Raw records.

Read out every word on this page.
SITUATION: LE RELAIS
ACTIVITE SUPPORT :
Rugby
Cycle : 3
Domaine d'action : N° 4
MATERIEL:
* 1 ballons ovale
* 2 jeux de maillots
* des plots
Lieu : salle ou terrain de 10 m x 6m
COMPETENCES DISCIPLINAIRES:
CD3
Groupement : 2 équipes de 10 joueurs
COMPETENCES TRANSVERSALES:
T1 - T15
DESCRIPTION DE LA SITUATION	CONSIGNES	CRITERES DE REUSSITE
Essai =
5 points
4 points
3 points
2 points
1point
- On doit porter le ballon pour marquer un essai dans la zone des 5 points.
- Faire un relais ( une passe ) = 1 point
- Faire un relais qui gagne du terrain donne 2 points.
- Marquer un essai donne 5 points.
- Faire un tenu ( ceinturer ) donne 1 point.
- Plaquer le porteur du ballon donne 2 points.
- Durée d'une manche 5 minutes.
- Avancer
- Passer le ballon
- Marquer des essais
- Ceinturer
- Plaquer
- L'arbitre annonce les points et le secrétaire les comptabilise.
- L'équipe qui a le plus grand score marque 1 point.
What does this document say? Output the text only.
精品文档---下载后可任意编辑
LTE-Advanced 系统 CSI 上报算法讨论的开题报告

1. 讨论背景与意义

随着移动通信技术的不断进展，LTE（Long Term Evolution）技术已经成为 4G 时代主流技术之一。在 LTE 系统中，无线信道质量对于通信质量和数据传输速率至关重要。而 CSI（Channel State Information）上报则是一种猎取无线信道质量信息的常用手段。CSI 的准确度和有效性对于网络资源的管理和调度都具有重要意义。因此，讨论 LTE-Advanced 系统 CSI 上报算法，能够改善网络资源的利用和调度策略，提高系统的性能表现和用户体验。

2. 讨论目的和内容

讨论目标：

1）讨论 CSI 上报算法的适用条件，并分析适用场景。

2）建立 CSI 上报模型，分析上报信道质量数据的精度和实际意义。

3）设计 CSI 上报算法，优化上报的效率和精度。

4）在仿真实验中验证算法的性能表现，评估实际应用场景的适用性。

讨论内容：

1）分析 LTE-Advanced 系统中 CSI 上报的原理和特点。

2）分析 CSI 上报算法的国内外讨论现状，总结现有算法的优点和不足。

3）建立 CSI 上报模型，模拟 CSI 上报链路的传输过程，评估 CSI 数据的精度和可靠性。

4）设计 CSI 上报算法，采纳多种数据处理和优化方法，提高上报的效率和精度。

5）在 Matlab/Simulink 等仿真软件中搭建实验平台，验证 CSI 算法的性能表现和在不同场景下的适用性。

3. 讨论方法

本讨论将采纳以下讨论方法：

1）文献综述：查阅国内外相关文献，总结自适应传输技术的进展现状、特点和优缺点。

Goal of the exercise. Transcribe the whole listing exactly.

Final answer.
Read out every word on this page.
SITUATION: LE RELAIS
ACTIVITE SUPPORT :
Rugby
Cycle : 3
Domaine d'action : N° 4
MATERIEL:
* 1 ballons ovale
* 2 jeux de maillots
* des plots
Lieu : salle ou terrain de 10 m x 6m
COMPETENCES DISCIPLINAIRES:
CD3
Groupement : 2 équipes de 10 joueurs
COMPETENCES TRANSVERSALES:
T1 - T15
DESCRIPTION DE LA SITUATION	CONSIGNES	CRITERES DE REUSSITE
Essai =
5 points
4 points
3 points
2 points
1point
- On doit porter le ballon pour marquer un essai dans la zone des 5 points.
- Faire un relais ( une passe ) = 1 point
- Faire un relais qui gagne du terrain donne 2 points.
- Marquer un essai donne 5 points.
- Faire un tenu ( ceinturer ) donne 1 point.
- Plaquer le porteur du ballon donne 2 points.
- Durée d'une manche 5 minutes.
- Avancer
- Passer le ballon
- Marquer des essais
- Ceinturer
- Plaquer
- L'arbitre annonce les points et le secrétaire les comptabilise.
- L'équipe qui a le plus grand score marque 1 point.
What does this document say? Output the text only.
精品文档---下载后可任意编辑
LTE-Advanced 系统 CSI 上报算法讨论的开题报告

1. 讨论背景与意义

随着移动通信技术的不断进展，LTE（Long Term Evolution）技术已经成为 4G 时代主流技术之一。在 LTE 系统中，无线信道质量对于通信质量和数据传输速率至关重要。而 CSI（Channel State Information）上报则是一种猎取无线信道质量信息的常用手段。CSI 的准确度和有效性对于网络资源的管理和调度都具有重要意义。因此，讨论 LTE-Advanced 系统 CSI 上报算法，能够改善网络资源的利用和调度策略，提高系统的性能表现和用户体验。

2. 讨论目的和内容

讨论目标：

1）讨论 CSI 上报算法的适用条件，并分析适用场景。

2）建立 CSI 上报模型，分析上报信道质量数据的精度和实际意义。

3）设计 CSI 上报算法，优化上报的效率和精度。

4）在仿真实验中验证算法的性能表现，评估实际应用场景的适用性。

讨论内容：

1）分析 LTE-Advanced 系统中 CSI 上报的原理和特点。

2）分析 CSI 上报算法的国内外讨论现状，总结现有算法的优点和不足。

3）建立 CSI 上报模型，模拟 CSI 上报链路的传输过程，评估 CSI 数据的精度和可靠性。

4）设计 CSI 上报算法，采纳多种数据处理和优化方法，提高上报的效率和精度。

5）在 Matlab/Simulink 等仿真软件中搭建实验平台，验证 CSI 算法的性能表现和在不同场景下的适用性。

3. 讨论方法

本讨论将采纳以下讨论方法：

1）文献综述：查阅国内外相关文献，总结自适应传输技术的进展现状、特点和优缺点。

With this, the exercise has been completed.